-- START OF Entries provided --

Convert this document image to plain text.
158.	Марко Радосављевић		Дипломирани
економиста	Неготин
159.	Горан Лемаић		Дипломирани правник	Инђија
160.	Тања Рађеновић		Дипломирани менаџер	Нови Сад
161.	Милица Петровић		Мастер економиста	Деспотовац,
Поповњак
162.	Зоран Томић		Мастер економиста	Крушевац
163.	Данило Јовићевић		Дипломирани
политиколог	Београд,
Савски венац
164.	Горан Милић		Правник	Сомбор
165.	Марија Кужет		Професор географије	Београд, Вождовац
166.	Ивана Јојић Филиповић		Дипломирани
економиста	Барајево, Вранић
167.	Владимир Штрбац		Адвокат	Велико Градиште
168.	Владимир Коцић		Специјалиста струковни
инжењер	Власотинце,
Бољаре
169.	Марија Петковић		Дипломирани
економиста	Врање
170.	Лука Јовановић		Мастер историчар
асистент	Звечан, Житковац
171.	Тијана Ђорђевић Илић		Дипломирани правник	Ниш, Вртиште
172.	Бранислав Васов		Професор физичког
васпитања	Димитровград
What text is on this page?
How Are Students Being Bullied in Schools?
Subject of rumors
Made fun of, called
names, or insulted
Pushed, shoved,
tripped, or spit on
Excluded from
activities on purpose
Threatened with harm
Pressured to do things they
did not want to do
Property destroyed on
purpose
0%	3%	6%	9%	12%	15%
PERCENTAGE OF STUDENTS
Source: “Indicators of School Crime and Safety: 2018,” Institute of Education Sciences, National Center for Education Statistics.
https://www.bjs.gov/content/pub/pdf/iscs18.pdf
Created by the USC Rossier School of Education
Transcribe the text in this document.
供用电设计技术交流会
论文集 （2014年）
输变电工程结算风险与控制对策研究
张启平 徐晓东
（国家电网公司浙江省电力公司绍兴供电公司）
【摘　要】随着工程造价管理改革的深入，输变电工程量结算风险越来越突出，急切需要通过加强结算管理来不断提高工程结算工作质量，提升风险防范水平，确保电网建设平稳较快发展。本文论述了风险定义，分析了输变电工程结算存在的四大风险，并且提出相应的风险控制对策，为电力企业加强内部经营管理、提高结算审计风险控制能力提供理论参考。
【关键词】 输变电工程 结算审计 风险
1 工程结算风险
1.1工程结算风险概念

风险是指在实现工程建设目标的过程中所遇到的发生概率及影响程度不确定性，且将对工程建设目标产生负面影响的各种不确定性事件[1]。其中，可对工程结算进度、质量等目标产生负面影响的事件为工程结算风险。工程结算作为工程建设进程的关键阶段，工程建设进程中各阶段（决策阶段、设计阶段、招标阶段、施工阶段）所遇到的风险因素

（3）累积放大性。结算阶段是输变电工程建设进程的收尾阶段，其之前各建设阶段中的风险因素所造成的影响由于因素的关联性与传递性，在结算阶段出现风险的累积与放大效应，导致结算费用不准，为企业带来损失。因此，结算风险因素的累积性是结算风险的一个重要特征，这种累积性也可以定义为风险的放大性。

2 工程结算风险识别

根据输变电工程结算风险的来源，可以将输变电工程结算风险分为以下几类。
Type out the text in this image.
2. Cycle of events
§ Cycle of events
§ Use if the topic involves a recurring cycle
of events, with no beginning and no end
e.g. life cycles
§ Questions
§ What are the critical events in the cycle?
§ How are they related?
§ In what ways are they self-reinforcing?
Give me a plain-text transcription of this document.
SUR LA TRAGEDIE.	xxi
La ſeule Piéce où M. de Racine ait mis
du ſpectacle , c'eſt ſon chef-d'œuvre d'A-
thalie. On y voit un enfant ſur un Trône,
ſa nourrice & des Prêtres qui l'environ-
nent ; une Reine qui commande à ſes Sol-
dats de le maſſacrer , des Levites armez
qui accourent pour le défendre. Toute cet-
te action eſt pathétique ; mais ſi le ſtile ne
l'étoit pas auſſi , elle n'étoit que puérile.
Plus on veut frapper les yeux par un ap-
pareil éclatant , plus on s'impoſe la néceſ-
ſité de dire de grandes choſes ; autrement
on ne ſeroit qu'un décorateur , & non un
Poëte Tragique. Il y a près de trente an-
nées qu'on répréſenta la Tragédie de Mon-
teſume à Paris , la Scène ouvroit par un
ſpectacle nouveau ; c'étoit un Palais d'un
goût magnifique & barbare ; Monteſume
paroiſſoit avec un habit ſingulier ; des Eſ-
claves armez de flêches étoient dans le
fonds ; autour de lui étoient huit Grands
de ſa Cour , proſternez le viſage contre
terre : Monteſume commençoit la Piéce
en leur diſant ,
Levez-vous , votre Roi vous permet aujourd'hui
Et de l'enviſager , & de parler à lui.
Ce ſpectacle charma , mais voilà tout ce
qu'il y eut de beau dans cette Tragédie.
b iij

-- END OF Entries provided --

■ **Short problem**:
Repeat every line of the material exactly as given.

■ **Answer to this task**:
Convert this document image to plain text.
158.	Марко Радосављевић		Дипломирани
економиста	Неготин
159.	Горан Лемаић		Дипломирани правник	Инђија
160.	Тања Рађеновић		Дипломирани менаџер	Нови Сад
161.	Милица Петровић		Мастер економиста	Деспотовац,
Поповњак
162.	Зоран Томић		Мастер економиста	Крушевац
163.	Данило Јовићевић		Дипломирани
политиколог	Београд,
Савски венац
164.	Горан Милић		Правник	Сомбор
165.	Марија Кужет		Професор географије	Београд, Вождовац
166.	Ивана Јојић Филиповић		Дипломирани
економиста	Барајево, Вранић
167.	Владимир Штрбац		Адвокат	Велико Градиште
168.	Владимир Коцић		Специјалиста струковни
инжењер	Власотинце,
Бољаре
169.	Марија Петковић		Дипломирани
економиста	Врање
170.	Лука Јовановић		Мастер историчар
асистент	Звечан, Житковац
171.	Тијана Ђорђевић Илић		Дипломирани правник	Ниш, Вртиште
172.	Бранислав Васов		Професор физичког
васпитања	Димитровград
What text is on this page?
How Are Students Being Bullied in Schools?
Subject of rumors
Made fun of, called
names, or insulted
Pushed, shoved,
tripped, or spit on
Excluded from
activities on purpose
Threatened with harm
Pressured to do things they
did not want to do
Property destroyed on
purpose
0%	3%	6%	9%	12%	15%
PERCENTAGE OF STUDENTS
Source: “Indicators of School Crime and Safety: 2018,” Institute of Education Sciences, National Center for Education Statistics.
https://www.bjs.gov/content/pub/pdf/iscs18.pdf
Created by the USC Rossier School of Education
Transcribe the text in this document.
供用电设计技术交流会
论文集 （2014年）
输变电工程结算风险与控制对策研究
张启平 徐晓东
（国家电网公司浙江省电力公司绍兴供电公司）
【摘　要】随着工程造价管理改革的深入，输变电工程量结算风险越来越突出，急切需要通过加强结算管理来不断提高工程结算工作质量，提升风险防范水平，确保电网建设平稳较快发展。本文论述了风险定义，分析了输变电工程结算存在的四大风险，并且提出相应的风险控制对策，为电力企业加强内部经营管理、提高结算审计风险控制能力提供理论参考。
【关键词】 输变电工程 结算审计 风险
1 工程结算风险
1.1工程结算风险概念

风险是指在实现工程建设目标的过程中所遇到的发生概率及影响程度不确定性，且将对工程建设目标产生负面影响的各种不确定性事件[1]。其中，可对工程结算进度、质量等目标产生负面影响的事件为工程结算风险。工程结算作为工程建设进程的关键阶段，工程建设进程中各阶段（决策阶段、设计阶段、招标阶段、施工阶段）所遇到的风险因素

（3）累积放大性。结算阶段是输变电工程建设进程的收尾阶段，其之前各建设阶段中的风险因素所造成的影响由于因素的关联性与传递性，在结算阶段出现风险的累积与放大效应，导致结算费用不准，为企业带来损失。因此，结算风险因素的累积性是结算风险的一个重要特征，这种累积性也可以定义为风险的放大性。

2 工程结算风险识别

根据输变电工程结算风险的来源，可以将输变电工程结算风险分为以下几类。
Type out the text in this image.
2. Cycle of events
§ Cycle of events
§ Use if the topic involves a recurring cycle
of events, with no beginning and no end
e.g. life cycles
§ Questions
§ What are the critical events in the cycle?
§ How are they related?
§ In what ways are they self-reinforcing?
Give me a plain-text transcription of this document.
SUR LA TRAGEDIE.	xxi
La ſeule Piéce où M. de Racine ait mis
du ſpectacle , c'eſt ſon chef-d'œuvre d'A-
thalie. On y voit un enfant ſur un Trône,
ſa nourrice & des Prêtres qui l'environ-
nent ; une Reine qui commande à ſes Sol-
dats de le maſſacrer , des Levites armez
qui accourent pour le défendre. Toute cet-
te action eſt pathétique ; mais ſi le ſtile ne
l'étoit pas auſſi , elle n'étoit que puérile.
Plus on veut frapper les yeux par un ap-
pareil éclatant , plus on s'impoſe la néceſ-
ſité de dire de grandes choſes ; autrement
on ne ſeroit qu'un décorateur , & non un
Poëte Tragique. Il y a près de trente an-
nées qu'on répréſenta la Tragédie de Mon-
teſume à Paris , la Scène ouvroit par un
ſpectacle nouveau ; c'étoit un Palais d'un
goût magnifique & barbare ; Monteſume
paroiſſoit avec un habit ſingulier ; des Eſ-
claves armez de flêches étoient dans le
fonds ; autour de lui étoient huit Grands
de ſa Cour , proſternez le viſage contre
terre : Monteſume commençoit la Piéce
en leur diſant ,
Levez-vous , votre Roi vous permet aujourd'hui
Et de l'enviſager , & de parler à lui.
Ce ſpectacle charma , mais voilà tout ce
qu'il y eut de beau dans cette Tragédie.
b iij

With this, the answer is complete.